INFORMATION SUPPLIED:
○ ○ ○ ○ ○
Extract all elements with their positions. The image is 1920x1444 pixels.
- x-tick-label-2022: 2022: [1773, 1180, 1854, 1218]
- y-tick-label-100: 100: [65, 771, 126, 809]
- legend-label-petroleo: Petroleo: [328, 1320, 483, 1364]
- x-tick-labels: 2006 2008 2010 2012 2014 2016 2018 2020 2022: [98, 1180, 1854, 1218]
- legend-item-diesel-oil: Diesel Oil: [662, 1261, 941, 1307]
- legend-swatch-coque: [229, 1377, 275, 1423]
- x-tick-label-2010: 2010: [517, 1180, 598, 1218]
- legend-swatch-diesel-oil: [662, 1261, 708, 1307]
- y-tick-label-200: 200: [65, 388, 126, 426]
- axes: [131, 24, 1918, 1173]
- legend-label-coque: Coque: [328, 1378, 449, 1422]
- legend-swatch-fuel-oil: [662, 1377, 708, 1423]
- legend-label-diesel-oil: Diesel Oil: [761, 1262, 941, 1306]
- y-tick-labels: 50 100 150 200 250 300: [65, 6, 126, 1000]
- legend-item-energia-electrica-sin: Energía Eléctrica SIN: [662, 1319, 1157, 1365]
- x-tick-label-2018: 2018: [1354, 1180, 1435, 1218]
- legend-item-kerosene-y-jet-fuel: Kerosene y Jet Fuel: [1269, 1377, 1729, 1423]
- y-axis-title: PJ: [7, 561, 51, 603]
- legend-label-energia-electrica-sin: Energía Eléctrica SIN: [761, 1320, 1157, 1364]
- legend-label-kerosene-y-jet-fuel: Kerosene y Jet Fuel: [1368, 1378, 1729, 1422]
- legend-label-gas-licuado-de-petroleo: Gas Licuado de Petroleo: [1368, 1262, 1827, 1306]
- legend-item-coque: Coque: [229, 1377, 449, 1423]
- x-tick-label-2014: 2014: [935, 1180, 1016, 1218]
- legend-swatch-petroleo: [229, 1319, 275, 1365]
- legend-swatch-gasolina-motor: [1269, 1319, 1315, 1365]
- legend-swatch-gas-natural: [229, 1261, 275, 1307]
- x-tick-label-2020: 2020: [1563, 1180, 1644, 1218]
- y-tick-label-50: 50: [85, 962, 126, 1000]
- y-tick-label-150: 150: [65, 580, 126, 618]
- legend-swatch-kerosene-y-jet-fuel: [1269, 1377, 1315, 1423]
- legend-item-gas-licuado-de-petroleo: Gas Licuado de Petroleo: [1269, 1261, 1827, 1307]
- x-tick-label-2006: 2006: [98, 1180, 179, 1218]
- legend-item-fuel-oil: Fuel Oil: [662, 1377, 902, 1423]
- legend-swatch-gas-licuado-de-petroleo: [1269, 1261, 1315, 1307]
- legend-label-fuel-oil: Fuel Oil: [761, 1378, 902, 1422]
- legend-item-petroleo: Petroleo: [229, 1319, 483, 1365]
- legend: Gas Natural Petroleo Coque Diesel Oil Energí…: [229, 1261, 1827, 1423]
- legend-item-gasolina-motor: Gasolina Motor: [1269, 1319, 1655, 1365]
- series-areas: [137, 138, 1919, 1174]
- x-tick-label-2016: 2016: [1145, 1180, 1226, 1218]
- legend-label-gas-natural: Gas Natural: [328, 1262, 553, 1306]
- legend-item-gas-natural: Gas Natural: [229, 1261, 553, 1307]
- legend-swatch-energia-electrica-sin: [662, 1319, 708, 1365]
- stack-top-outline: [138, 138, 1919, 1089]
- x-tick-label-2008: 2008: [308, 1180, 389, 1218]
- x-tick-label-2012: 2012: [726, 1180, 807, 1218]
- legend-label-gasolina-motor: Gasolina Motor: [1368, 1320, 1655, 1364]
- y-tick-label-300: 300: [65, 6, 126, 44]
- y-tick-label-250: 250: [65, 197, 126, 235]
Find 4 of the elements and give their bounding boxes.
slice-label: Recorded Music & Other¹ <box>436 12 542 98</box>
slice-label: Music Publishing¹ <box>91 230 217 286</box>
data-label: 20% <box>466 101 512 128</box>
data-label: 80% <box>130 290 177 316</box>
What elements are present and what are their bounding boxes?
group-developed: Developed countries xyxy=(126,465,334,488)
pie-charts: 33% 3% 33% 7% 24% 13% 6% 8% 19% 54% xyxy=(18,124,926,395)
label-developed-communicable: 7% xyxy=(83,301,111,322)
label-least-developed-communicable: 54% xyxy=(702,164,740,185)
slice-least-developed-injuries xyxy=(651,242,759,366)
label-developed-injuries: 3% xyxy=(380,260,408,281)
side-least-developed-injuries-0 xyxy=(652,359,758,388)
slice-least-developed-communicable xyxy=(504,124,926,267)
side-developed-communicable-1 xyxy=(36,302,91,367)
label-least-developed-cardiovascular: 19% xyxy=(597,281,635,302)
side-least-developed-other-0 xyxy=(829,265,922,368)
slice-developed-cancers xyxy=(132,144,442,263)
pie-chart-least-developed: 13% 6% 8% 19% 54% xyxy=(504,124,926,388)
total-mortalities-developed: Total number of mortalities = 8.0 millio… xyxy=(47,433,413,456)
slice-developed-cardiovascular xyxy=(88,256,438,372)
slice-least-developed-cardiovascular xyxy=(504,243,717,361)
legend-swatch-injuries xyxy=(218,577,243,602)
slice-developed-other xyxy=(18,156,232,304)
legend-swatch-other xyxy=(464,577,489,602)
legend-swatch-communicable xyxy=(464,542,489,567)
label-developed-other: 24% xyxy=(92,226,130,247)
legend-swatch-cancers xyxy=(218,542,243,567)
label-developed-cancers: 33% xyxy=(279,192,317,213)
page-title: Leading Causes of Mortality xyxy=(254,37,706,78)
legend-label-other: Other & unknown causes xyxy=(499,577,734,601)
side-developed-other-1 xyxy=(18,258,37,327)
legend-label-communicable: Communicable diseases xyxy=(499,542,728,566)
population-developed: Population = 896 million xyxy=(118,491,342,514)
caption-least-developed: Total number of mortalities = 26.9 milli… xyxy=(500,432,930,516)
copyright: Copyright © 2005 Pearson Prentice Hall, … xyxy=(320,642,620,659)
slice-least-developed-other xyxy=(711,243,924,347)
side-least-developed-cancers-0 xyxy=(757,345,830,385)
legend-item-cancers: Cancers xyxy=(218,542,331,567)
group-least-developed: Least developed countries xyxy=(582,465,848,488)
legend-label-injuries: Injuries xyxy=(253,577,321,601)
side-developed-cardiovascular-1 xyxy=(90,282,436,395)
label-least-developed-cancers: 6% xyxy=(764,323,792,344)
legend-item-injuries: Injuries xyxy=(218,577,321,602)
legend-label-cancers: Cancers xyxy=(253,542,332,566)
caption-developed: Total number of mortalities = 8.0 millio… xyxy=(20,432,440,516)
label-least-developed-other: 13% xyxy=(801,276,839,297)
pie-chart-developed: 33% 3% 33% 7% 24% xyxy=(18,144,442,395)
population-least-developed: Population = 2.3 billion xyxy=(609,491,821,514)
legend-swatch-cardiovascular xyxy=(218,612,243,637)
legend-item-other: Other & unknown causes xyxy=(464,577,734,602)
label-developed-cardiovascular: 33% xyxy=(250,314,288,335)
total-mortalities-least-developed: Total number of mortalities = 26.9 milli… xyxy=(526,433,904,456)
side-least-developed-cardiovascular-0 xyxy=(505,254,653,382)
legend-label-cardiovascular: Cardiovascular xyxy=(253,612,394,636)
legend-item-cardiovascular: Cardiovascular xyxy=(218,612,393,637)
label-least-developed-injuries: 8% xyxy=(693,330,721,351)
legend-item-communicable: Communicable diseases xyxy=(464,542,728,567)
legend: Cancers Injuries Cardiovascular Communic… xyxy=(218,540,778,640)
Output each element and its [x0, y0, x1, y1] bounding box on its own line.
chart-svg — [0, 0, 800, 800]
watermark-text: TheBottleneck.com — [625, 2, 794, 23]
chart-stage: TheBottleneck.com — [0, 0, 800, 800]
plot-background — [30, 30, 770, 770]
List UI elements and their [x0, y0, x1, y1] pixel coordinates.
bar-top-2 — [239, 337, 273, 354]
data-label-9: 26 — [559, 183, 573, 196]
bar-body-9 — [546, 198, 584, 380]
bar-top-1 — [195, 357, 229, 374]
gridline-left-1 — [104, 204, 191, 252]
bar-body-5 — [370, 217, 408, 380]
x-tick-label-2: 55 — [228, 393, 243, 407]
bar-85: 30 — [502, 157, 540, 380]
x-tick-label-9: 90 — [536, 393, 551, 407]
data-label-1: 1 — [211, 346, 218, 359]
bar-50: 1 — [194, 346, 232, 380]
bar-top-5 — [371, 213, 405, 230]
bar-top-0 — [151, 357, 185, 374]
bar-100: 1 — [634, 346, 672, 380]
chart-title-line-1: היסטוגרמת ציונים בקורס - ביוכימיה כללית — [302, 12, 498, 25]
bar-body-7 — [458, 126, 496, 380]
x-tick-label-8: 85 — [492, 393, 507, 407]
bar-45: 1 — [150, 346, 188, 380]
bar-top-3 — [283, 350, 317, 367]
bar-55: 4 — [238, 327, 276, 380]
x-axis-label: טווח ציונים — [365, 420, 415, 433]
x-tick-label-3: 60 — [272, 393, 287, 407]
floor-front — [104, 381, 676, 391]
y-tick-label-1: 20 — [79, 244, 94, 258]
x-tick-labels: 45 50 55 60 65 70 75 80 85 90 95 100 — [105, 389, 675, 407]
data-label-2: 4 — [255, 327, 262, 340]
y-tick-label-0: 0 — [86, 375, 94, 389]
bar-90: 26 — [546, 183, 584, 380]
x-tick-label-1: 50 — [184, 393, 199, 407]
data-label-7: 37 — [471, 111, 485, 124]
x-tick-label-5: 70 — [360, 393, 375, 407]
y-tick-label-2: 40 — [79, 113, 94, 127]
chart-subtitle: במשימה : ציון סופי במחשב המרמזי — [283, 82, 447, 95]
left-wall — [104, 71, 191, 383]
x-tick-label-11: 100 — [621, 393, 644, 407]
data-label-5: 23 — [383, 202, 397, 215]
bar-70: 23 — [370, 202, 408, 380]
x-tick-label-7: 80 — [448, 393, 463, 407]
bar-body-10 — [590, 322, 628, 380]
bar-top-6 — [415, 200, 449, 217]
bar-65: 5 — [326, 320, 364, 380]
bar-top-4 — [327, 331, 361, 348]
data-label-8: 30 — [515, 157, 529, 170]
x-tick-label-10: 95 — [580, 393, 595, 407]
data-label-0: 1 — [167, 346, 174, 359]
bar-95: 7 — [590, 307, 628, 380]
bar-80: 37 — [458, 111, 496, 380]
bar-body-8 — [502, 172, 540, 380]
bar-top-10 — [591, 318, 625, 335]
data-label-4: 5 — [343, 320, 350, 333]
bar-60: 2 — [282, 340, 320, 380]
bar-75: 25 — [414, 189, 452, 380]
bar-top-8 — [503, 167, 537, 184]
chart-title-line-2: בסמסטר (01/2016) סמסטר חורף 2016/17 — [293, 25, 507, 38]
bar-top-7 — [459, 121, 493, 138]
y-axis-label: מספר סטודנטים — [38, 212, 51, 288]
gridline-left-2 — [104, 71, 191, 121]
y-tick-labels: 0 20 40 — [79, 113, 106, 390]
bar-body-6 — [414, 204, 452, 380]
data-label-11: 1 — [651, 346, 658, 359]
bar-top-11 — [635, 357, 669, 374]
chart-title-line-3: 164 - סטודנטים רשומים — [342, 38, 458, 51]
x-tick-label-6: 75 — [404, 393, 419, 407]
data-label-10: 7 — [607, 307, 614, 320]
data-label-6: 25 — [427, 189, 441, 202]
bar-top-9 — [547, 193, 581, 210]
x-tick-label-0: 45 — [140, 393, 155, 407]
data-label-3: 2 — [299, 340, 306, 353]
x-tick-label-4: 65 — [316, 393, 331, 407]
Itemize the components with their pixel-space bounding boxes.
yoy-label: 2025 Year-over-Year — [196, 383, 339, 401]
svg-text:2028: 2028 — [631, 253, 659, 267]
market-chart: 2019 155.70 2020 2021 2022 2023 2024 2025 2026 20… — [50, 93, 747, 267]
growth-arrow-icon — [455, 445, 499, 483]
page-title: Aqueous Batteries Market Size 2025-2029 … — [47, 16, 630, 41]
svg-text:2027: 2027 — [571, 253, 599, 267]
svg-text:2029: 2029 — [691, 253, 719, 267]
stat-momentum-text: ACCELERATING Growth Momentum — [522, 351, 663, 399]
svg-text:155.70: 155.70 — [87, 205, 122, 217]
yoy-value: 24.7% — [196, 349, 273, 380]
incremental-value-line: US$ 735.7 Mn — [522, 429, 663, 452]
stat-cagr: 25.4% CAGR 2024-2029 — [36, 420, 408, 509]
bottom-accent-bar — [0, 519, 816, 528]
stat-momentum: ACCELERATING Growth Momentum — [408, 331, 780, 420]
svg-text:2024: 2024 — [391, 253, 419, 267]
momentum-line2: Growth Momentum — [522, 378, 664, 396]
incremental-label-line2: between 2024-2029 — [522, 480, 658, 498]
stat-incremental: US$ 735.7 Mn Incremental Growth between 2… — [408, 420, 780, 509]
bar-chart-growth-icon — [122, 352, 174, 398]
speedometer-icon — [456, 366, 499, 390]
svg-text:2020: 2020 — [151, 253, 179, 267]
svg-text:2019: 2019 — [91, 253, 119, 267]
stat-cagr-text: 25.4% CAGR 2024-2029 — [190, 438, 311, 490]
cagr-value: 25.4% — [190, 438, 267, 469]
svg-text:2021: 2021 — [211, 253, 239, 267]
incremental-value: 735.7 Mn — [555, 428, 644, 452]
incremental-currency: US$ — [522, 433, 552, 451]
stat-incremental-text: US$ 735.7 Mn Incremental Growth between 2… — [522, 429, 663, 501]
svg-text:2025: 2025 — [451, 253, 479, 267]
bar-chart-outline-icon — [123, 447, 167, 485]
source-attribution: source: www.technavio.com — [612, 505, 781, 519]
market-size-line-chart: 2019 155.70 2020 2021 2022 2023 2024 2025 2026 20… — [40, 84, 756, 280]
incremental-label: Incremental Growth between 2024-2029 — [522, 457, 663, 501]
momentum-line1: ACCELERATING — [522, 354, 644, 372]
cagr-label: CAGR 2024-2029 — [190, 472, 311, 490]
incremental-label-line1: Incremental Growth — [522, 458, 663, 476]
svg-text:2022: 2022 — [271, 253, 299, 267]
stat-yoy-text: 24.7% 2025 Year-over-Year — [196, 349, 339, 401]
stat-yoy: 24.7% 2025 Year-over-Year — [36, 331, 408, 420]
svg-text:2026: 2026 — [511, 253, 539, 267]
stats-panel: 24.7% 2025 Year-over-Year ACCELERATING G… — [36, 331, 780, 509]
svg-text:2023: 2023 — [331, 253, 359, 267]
○ ○ ○ ○ ○
REQUIRED WORK: Arrange the rows, from the first line through the line containing "- legend-item-petroleo: Petroleo: [229, 1319, 483, 1365]", as a JSON list of strings with one string per line and blank lines omitted.

ANSWER FOR THE TASK:
[
  "Extract all elements with their positions. The image is 1920x1444 pixels.",
  "- x-tick-label-2022: 2022: [1773, 1180, 1854, 1218]",
  "- y-tick-label-100: 100: [65, 771, 126, 809]",
  "- legend-label-petroleo: Petroleo: [328, 1320, 483, 1364]",
  "- x-tick-labels: 2006 2008 2010 2012 2014 2016 2018 2020 2022: [98, 1180, 1854, 1218]",
  "- legend-item-diesel-oil: Diesel Oil: [662, 1261, 941, 1307]",
  "- legend-swatch-coque: [229, 1377, 275, 1423]",
  "- x-tick-label-2010: 2010: [517, 1180, 598, 1218]",
  "- legend-swatch-diesel-oil: [662, 1261, 708, 1307]",
  "- y-tick-label-200: 200: [65, 388, 126, 426]",
  "- axes: [131, 24, 1918, 1173]",
  "- legend-label-coque: Coque: [328, 1378, 449, 1422]",
  "- legend-swatch-fuel-oil: [662, 1377, 708, 1423]",
  "- legend-label-diesel-oil: Diesel Oil: [761, 1262, 941, 1306]",
  "- y-tick-labels: 50 100 150 200 250 300: [65, 6, 126, 1000]",
  "- legend-item-energia-electrica-sin: Energía Eléctrica SIN: [662, 1319, 1157, 1365]",
  "- x-tick-label-2018: 2018: [1354, 1180, 1435, 1218]",
  "- legend-item-kerosene-y-jet-fuel: Kerosene y Jet Fuel: [1269, 1377, 1729, 1423]",
  "- y-axis-title: PJ: [7, 561, 51, 603]",
  "- legend-label-energia-electrica-sin: Energía Eléctrica SIN: [761, 1320, 1157, 1364]",
  "- legend-label-kerosene-y-jet-fuel: Kerosene y Jet Fuel: [1368, 1378, 1729, 1422]",
  "- legend-label-gas-licuado-de-petroleo: Gas Licuado de Petroleo: [1368, 1262, 1827, 1306]",
  "- legend-item-coque: Coque: [229, 1377, 449, 1423]",
  "- x-tick-label-2014: 2014: [935, 1180, 1016, 1218]",
  "- legend-swatch-petroleo: [229, 1319, 275, 1365]",
  "- legend-swatch-gasolina-motor: [1269, 1319, 1315, 1365]",
  "- legend-swatch-gas-natural: [229, 1261, 275, 1307]",
  "- x-tick-label-2020: 2020: [1563, 1180, 1644, 1218]",
  "- y-tick-label-50: 50: [85, 962, 126, 1000]",
  "- y-tick-label-150: 150: [65, 580, 126, 618]",
  "- legend-swatch-kerosene-y-jet-fuel: [1269, 1377, 1315, 1423]",
  "- legend-item-gas-licuado-de-petroleo: Gas Licuado de Petroleo: [1269, 1261, 1827, 1307]",
  "- x-tick-label-2006: 2006: [98, 1180, 179, 1218]",
  "- legend-item-fuel-oil: Fuel Oil: [662, 1377, 902, 1423]",
  "- legend-swatch-gas-licuado-de-petroleo: [1269, 1261, 1315, 1307]",
  "- legend-label-fuel-oil: Fuel Oil: [761, 1378, 902, 1422]",
  "- legend-item-petroleo: Petroleo: [229, 1319, 483, 1365]"
]